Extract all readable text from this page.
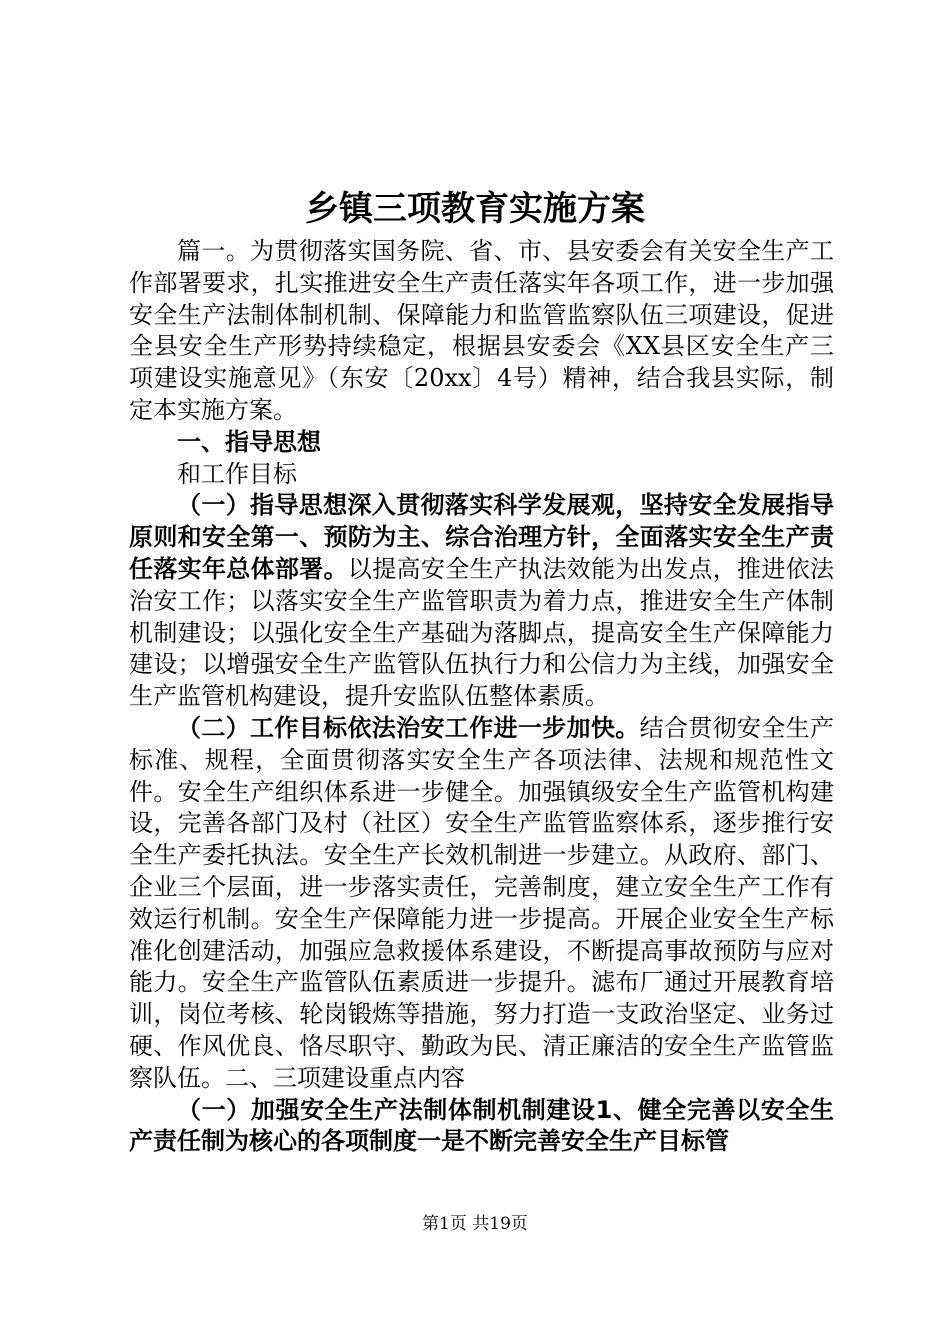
乡镇三项教育实施方案

篇一。为贯彻落实国务院、省、市、县安委会有关安全生产工作部署要求，扎实推进安全生产责任落实年各项工作，进一步加强安全生产法制体制机制、保障能力和监管监察队伍三项建设，促进全县安全生产形势持续稳定，根据县安委会《XX县区安全生产三项建设实施意见》（东安〔20xx〕4号）精神，结合我县实际，制定本实施方案。

一、指导思想

和工作目标

（一）指导思想深入贯彻落实科学发展观，坚持安全发展指导原则和安全第一、预防为主、综合治理方针，全面落实安全生产责任落实年总体部署。以提高安全生产执法效能为出发点，推进依法治安工作；以落实安全生产监管职责为着力点，推进安全生产体制机制建设；以强化安全生产基础为落脚点，提高安全生产保障能力建设；以增强安全生产监管队伍执行力和公信力为主线，加强安全生产监管机构建设，提升安监队伍整体素质。

（二）工作目标依法治安工作进一步加快。结合贯彻安全生产标准、规程，全面贯彻落实安全生产各项法律、法规和规范性文件。安全生产组织体系进一步健全。加强镇级安全生产监管机构建设，完善各部门及村（社区）安全生产监管监察体系，逐步推行安全生产委托执法。安全生产长效机制进一步建立。从政府、部门、企业三个层面，进一步落实责任，完善制度，建立安全生产工作有效运行机制。安全生产保障能力进一步提高。开展企业安全生产标准化创建活动，加强应急救援体系建设，不断提高事故预防与应对能力。安全生产监管队伍素质进一步提升。滤布厂通过开展教育培训，岗位考核、轮岗锻炼等措施，努力打造一支政治坚定、业务过硬、作风优良、恪尽职守、勤政为民、清正廉洁的安全生产监管监察队伍。二、三项建设重点内容

（一）加强安全生产法制体制机制建设1、健全完善以安全生产责任制为核心的各项制度一是不断完善安全生产目标管

第1页 共19页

---

## Exercise objective
Set each line of the records down exactly, leaving every picture out.

## Solution to the exercise
Extract all readable text from this page.
乡镇三项教育实施方案

篇一。为贯彻落实国务院、省、市、县安委会有关安全生产工作部署要求，扎实推进安全生产责任落实年各项工作，进一步加强安全生产法制体制机制、保障能力和监管监察队伍三项建设，促进全县安全生产形势持续稳定，根据县安委会《XX县区安全生产三项建设实施意见》（东安〔20xx〕4号）精神，结合我县实际，制定本实施方案。

一、指导思想

和工作目标

（一）指导思想深入贯彻落实科学发展观，坚持安全发展指导原则和安全第一、预防为主、综合治理方针，全面落实安全生产责任落实年总体部署。以提高安全生产执法效能为出发点，推进依法治安工作；以落实安全生产监管职责为着力点，推进安全生产体制机制建设；以强化安全生产基础为落脚点，提高安全生产保障能力建设；以增强安全生产监管队伍执行力和公信力为主线，加强安全生产监管机构建设，提升安监队伍整体素质。

（二）工作目标依法治安工作进一步加快。结合贯彻安全生产标准、规程，全面贯彻落实安全生产各项法律、法规和规范性文件。安全生产组织体系进一步健全。加强镇级安全生产监管机构建设，完善各部门及村（社区）安全生产监管监察体系，逐步推行安全生产委托执法。安全生产长效机制进一步建立。从政府、部门、企业三个层面，进一步落实责任，完善制度，建立安全生产工作有效运行机制。安全生产保障能力进一步提高。开展企业安全生产标准化创建活动，加强应急救援体系建设，不断提高事故预防与应对能力。安全生产监管队伍素质进一步提升。滤布厂通过开展教育培训，岗位考核、轮岗锻炼等措施，努力打造一支政治坚定、业务过硬、作风优良、恪尽职守、勤政为民、清正廉洁的安全生产监管监察队伍。二、三项建设重点内容

（一）加强安全生产法制体制机制建设1、健全完善以安全生产责任制为核心的各项制度一是不断完善安全生产目标管

第1页 共19页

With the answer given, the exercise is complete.